▶ _Dataset excerpts_
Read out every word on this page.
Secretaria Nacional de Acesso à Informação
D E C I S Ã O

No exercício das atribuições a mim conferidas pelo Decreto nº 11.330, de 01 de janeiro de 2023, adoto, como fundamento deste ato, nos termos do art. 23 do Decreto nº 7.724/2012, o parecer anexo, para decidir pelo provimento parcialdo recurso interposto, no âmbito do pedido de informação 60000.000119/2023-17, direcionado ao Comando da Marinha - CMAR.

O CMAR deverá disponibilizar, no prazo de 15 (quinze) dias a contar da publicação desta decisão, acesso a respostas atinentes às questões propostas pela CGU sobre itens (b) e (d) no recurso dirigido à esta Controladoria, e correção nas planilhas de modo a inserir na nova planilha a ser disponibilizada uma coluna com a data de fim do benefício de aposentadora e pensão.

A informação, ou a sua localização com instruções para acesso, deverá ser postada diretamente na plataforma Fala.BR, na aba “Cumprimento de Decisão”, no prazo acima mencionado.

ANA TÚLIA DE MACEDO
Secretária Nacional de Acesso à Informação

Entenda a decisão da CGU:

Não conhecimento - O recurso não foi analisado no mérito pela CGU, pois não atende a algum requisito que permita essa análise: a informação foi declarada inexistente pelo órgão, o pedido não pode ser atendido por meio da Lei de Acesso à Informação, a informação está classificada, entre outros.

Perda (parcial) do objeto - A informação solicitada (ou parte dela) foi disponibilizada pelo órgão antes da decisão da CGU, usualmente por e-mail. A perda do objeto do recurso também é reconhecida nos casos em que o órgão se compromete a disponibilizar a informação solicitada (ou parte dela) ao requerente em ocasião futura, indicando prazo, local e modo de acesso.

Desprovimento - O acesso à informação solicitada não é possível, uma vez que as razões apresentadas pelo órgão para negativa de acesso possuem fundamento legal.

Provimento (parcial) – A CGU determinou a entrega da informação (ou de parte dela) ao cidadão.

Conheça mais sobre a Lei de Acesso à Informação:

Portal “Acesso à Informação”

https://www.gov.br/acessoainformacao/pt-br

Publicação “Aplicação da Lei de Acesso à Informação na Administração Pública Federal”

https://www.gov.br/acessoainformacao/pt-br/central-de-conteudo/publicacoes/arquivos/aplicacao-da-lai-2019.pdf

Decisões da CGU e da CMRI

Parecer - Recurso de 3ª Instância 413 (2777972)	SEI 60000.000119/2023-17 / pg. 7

▶ _Exercise details_
Look through the entries above for the word "pela". Copy every line where it shows up.

▶ _Completed task_
O CMAR deverá disponibilizar, no prazo de 15 (quinze) dias a contar da publicação desta decisão, acesso a respostas atinentes às questões propostas pela CGU sobre itens (b) e (d) no recurso dirigido à esta Controladoria, e correção nas planilhas de modo a inserir na nova planilha a ser disponibilizada uma coluna com a data de fim do benefício de aposentadora e pensão.
Não conhecimento - O recurso não foi analisado no mérito pela CGU, pois não atende a algum requisito que permita essa análise: a informação foi declarada inexistente pelo órgão, o pedido não pode ser atendido por meio da Lei de Acesso à Informação, a informação está classificada, entre outros.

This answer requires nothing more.